■ **DIRECTION**: Go through the material and write it all out exactly, minus the pictures.

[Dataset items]
# # #

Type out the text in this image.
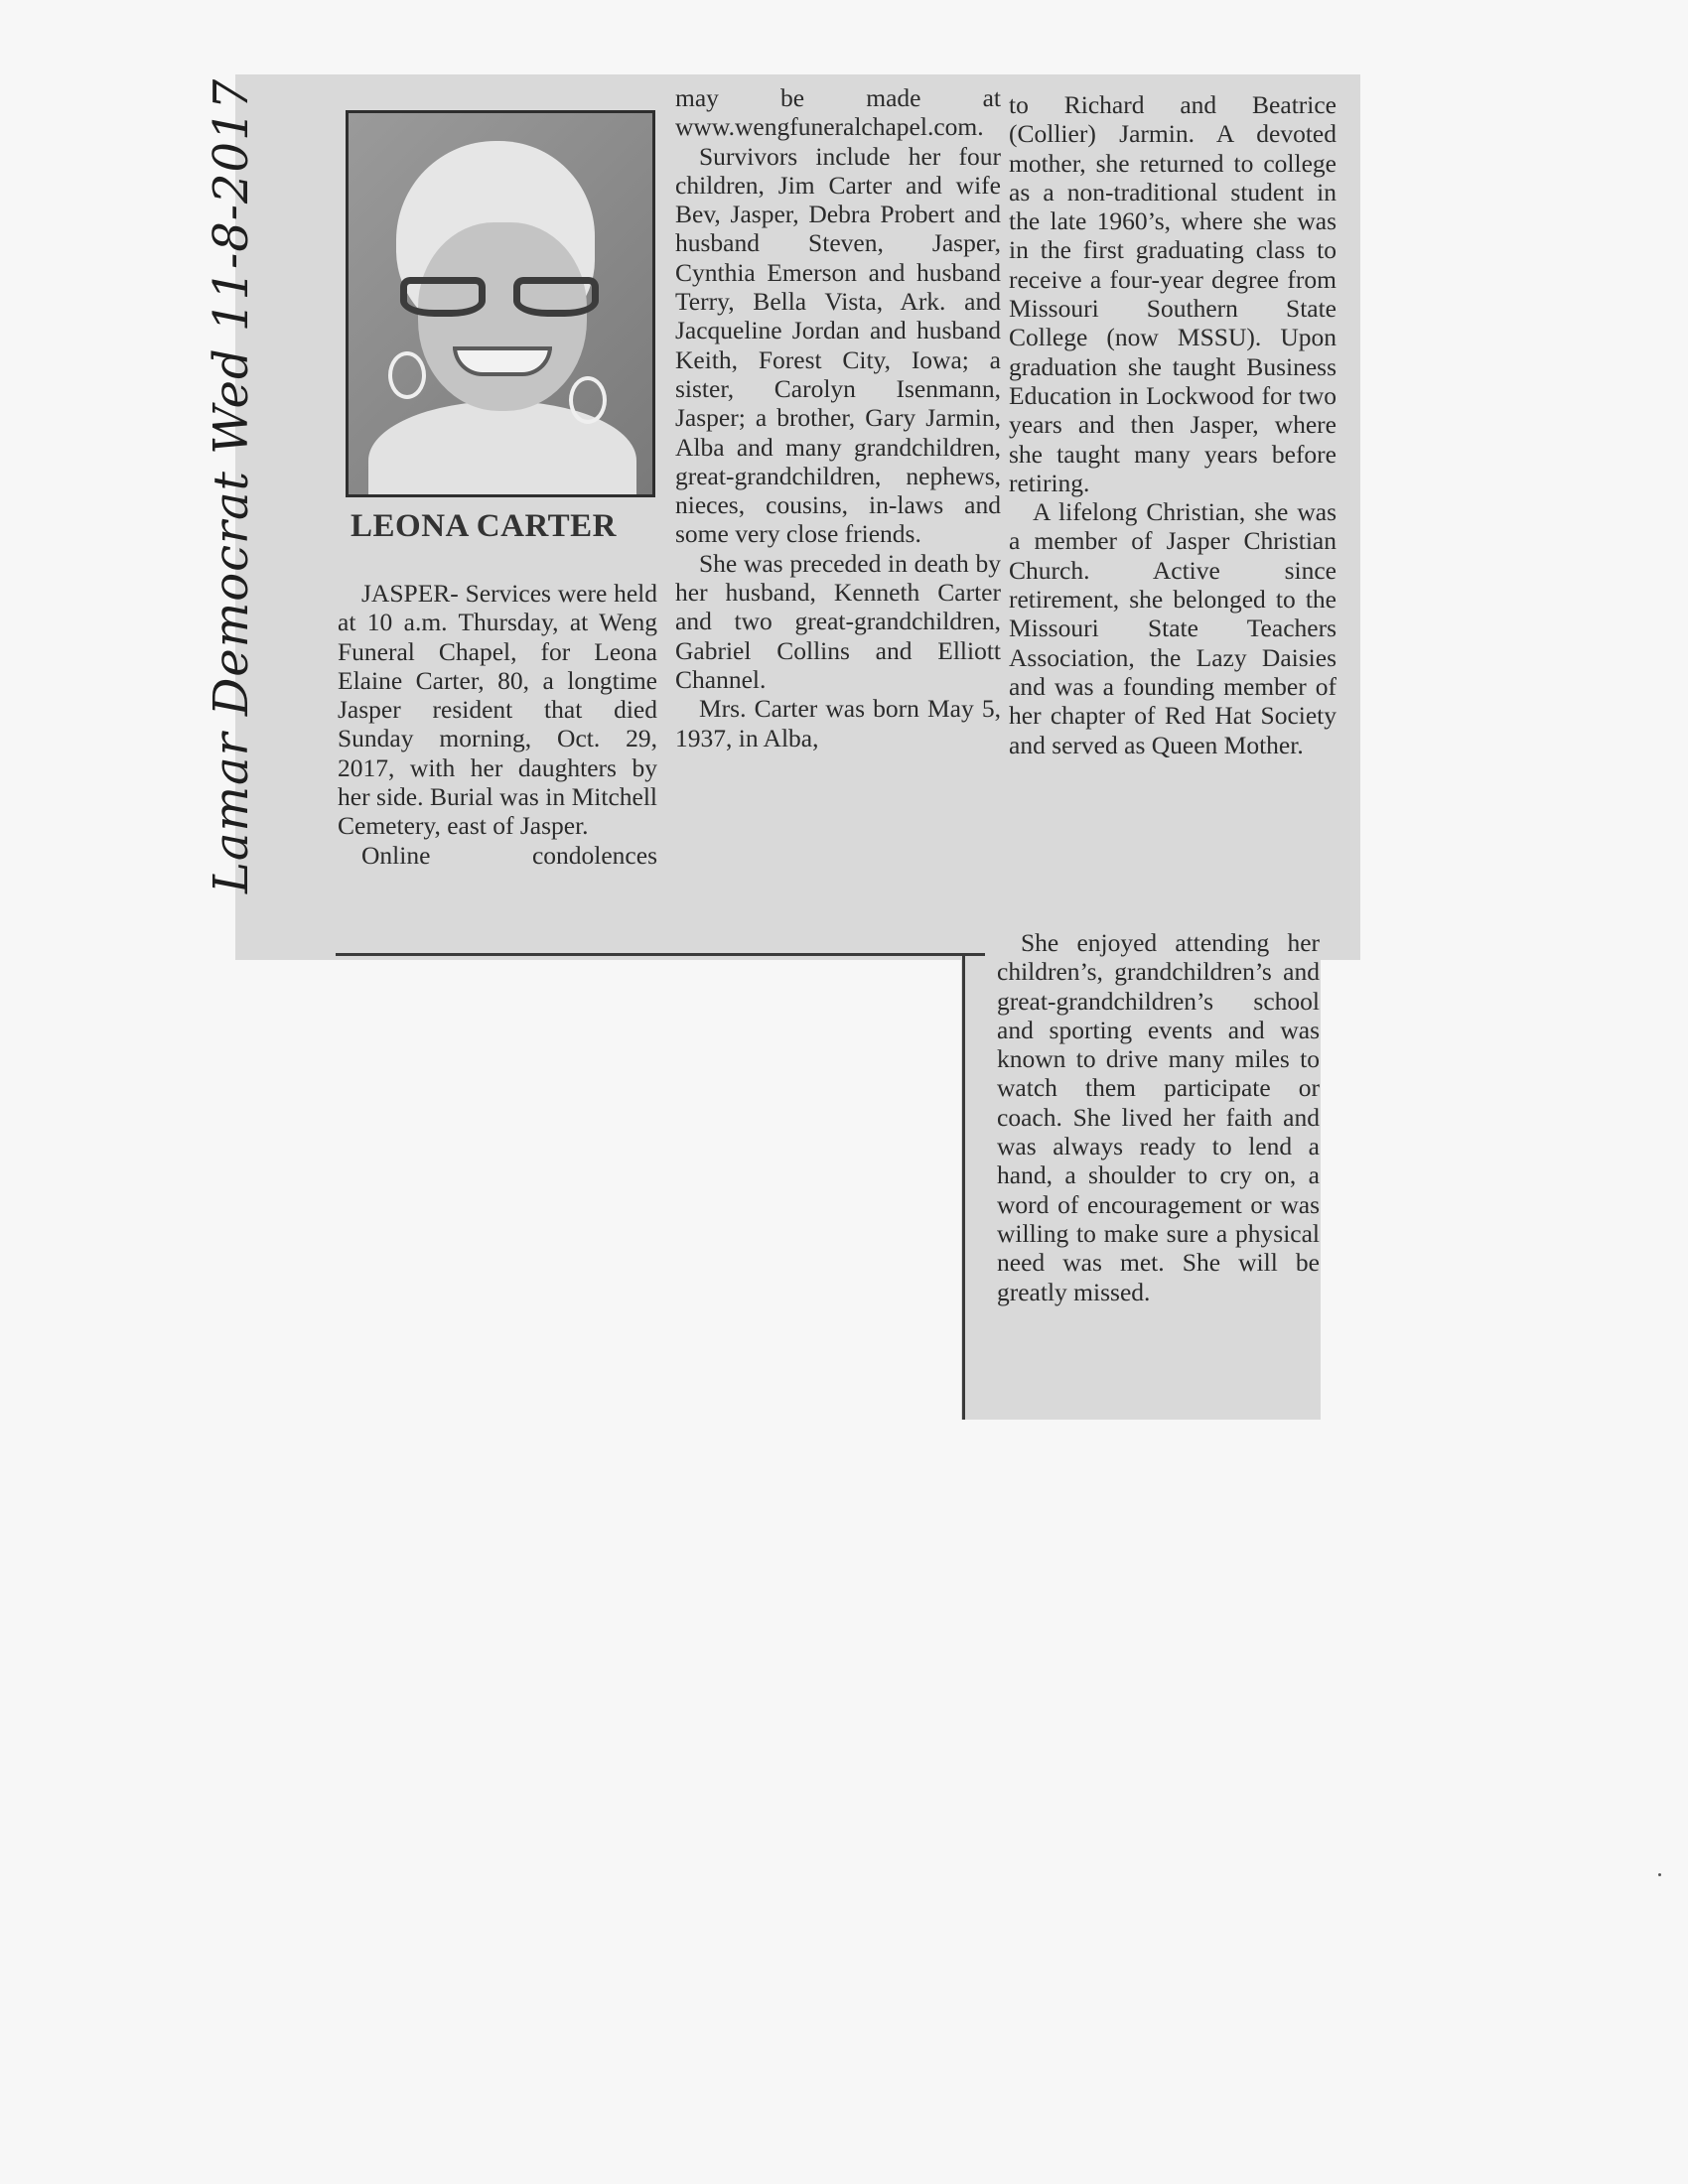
Lamar Democrat Wed 11-8-2017	LEONA CARTER

JASPER- Services were held at 10 a.m. Thursday, at Weng Funeral Chapel, for Leona Elaine Carter, 80, a longtime Jasper resident that died Sunday morning, Oct. 29, 2017, with her daughters by her side. Burial was in Mitchell Cemetery, east of Jasper.

Online condolences

may be made at www.wengfuneralchapel.com.

Survivors include her four children, Jim Carter and wife Bev, Jasper, Debra Probert and husband Steven, Jasper, Cynthia Emerson and husband Terry, Bella Vista, Ark. and Jacqueline Jordan and husband Keith, Forest City, Iowa; a sister, Carolyn Isenmann, Jasper; a brother, Gary Jarmin, Alba and many grandchildren, great-grandchildren, nephews, nieces, cousins, in-laws and some very close friends.

She was preceded in death by her husband, Kenneth Carter and two great-grandchildren, Gabriel Collins and Elliott Channel.

Mrs. Carter was born May 5, 1937, in Alba,

to Richard and Beatrice (Collier) Jarmin. A devoted mother, she returned to college as a non-traditional student in the late 1960’s, where she was in the first graduating class to receive a four-year degree from Missouri Southern State College (now MSSU). Upon graduation she taught Business Education in Lockwood for two years and then Jasper, where she taught many years before retiring.

A lifelong Christian, she was a member of Jasper Christian Church. Active since retirement, she belonged to the Missouri State Teachers Association, the Lazy Daisies and was a founding member of her chapter of Red Hat Society and served as Queen Mother.

She enjoyed attending her children’s, grandchildren’s and great-grandchildren’s school and sporting events and was known to drive many miles to watch them participate or coach. She lived her faith and was always ready to lend a hand, a shoulder to cry on, a word of encouragement or was willing to make sure a physical need was met. She will be greatly missed.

# # #

■ **TASK ANSWER**:
Type out the text in this image.
Lamar Democrat Wed 11-8-2017	LEONA CARTER

JASPER- Services were held at 10 a.m. Thursday, at Weng Funeral Chapel, for Leona Elaine Carter, 80, a longtime Jasper resident that died Sunday morning, Oct. 29, 2017, with her daughters by her side. Burial was in Mitchell Cemetery, east of Jasper.

Online condolences

may be made at www.wengfuneralchapel.com.

Survivors include her four children, Jim Carter and wife Bev, Jasper, Debra Probert and husband Steven, Jasper, Cynthia Emerson and husband Terry, Bella Vista, Ark. and Jacqueline Jordan and husband Keith, Forest City, Iowa; a sister, Carolyn Isenmann, Jasper; a brother, Gary Jarmin, Alba and many grandchildren, great-grandchildren, nephews, nieces, cousins, in-laws and some very close friends.

She was preceded in death by her husband, Kenneth Carter and two great-grandchildren, Gabriel Collins and Elliott Channel.

Mrs. Carter was born May 5, 1937, in Alba,

to Richard and Beatrice (Collier) Jarmin. A devoted mother, she returned to college as a non-traditional student in the late 1960’s, where she was in the first graduating class to receive a four-year degree from Missouri Southern State College (now MSSU). Upon graduation she taught Business Education in Lockwood for two years and then Jasper, where she taught many years before retiring.

A lifelong Christian, she was a member of Jasper Christian Church. Active since retirement, she belonged to the Missouri State Teachers Association, the Lazy Daisies and was a founding member of her chapter of Red Hat Society and served as Queen Mother.

She enjoyed attending her children’s, grandchildren’s and great-grandchildren’s school and sporting events and was known to drive many miles to watch them participate or coach. She lived her faith and was always ready to lend a hand, a shoulder to cry on, a word of encouragement or was willing to make sure a physical need was met. She will be greatly missed.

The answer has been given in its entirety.